[begin RECORDS FOR THIS EXERCISE]

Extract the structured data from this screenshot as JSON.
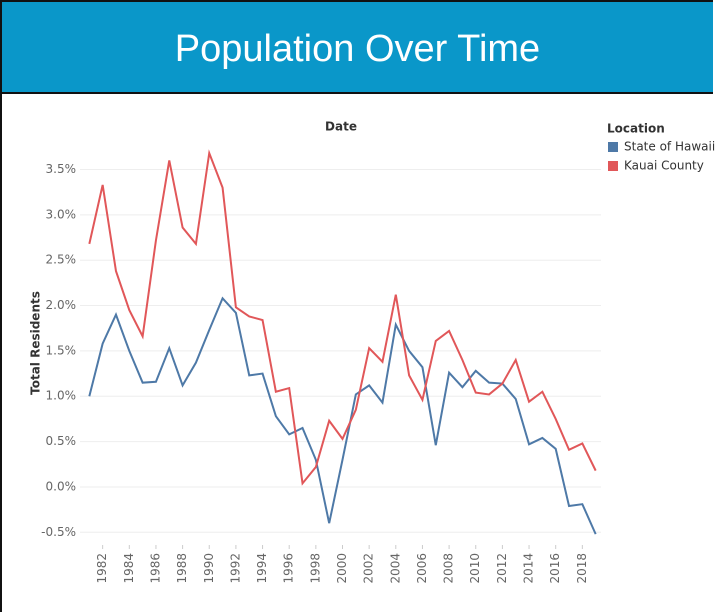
{
  "header": {
    "title": "Population Over Time"
  },
  "chart_data": {
    "type": "line",
    "x_label": "Date",
    "y_label": "Total Residents",
    "legend_title": "Location",
    "legend": "right",
    "x": [
      1981,
      1982,
      1983,
      1984,
      1985,
      1986,
      1987,
      1988,
      1989,
      1990,
      1991,
      1992,
      1993,
      1994,
      1995,
      1996,
      1997,
      1998,
      1999,
      2000,
      2001,
      2002,
      2003,
      2004,
      2005,
      2006,
      2007,
      2008,
      2009,
      2010,
      2011,
      2012,
      2013,
      2014,
      2015,
      2016,
      2017,
      2018,
      2019
    ],
    "series": [
      {
        "name": "State of Hawaii",
        "color": "#4e79a7",
        "values": [
          1.0,
          1.58,
          1.9,
          1.5,
          1.15,
          1.16,
          1.53,
          1.12,
          1.37,
          1.73,
          2.08,
          1.92,
          1.23,
          1.25,
          0.78,
          0.58,
          0.65,
          0.3,
          -0.4,
          0.3,
          1.02,
          1.12,
          0.93,
          1.79,
          1.5,
          1.32,
          0.46,
          1.26,
          1.1,
          1.28,
          1.15,
          1.14,
          0.97,
          0.47,
          0.54,
          0.42,
          -0.21,
          -0.19,
          -0.52
        ]
      },
      {
        "name": "Kauai County",
        "color": "#e15759",
        "values": [
          2.68,
          3.33,
          2.38,
          1.95,
          1.66,
          2.72,
          3.6,
          2.86,
          2.68,
          3.68,
          3.3,
          1.98,
          1.88,
          1.84,
          1.05,
          1.09,
          0.04,
          0.22,
          0.73,
          0.53,
          0.85,
          1.53,
          1.38,
          2.12,
          1.23,
          0.96,
          1.61,
          1.72,
          1.4,
          1.04,
          1.02,
          1.14,
          1.4,
          0.94,
          1.05,
          0.75,
          0.41,
          0.48,
          0.18
        ]
      }
    ],
    "xlim": [
      1980.3,
      2019.4
    ],
    "xticks": [
      1982,
      1984,
      1986,
      1988,
      1990,
      1992,
      1994,
      1996,
      1998,
      2000,
      2002,
      2004,
      2006,
      2008,
      2010,
      2012,
      2014,
      2016,
      2018
    ],
    "ylim": [
      -0.64,
      3.77
    ],
    "yticks": [
      {
        "value": -0.5,
        "label": "-0.5%"
      },
      {
        "value": 0,
        "label": "0.0%"
      },
      {
        "value": 0.5,
        "label": "0.5%"
      },
      {
        "value": 1.0,
        "label": "1.0%"
      },
      {
        "value": 1.5,
        "label": "1.5%"
      },
      {
        "value": 2.0,
        "label": "2.0%"
      },
      {
        "value": 2.5,
        "label": "2.5%"
      },
      {
        "value": 3.0,
        "label": "3.0%"
      },
      {
        "value": 3.5,
        "label": "3.5%"
      }
    ],
    "grid": true
  }
}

[end RECORDS FOR THIS EXERCISE]

### TASK TO CARRY OUT
List all lines in the material containing the string "name".

### RESPONSE TO THIS TASK
        "name": "State of Hawaii",
        "name": "Kauai County",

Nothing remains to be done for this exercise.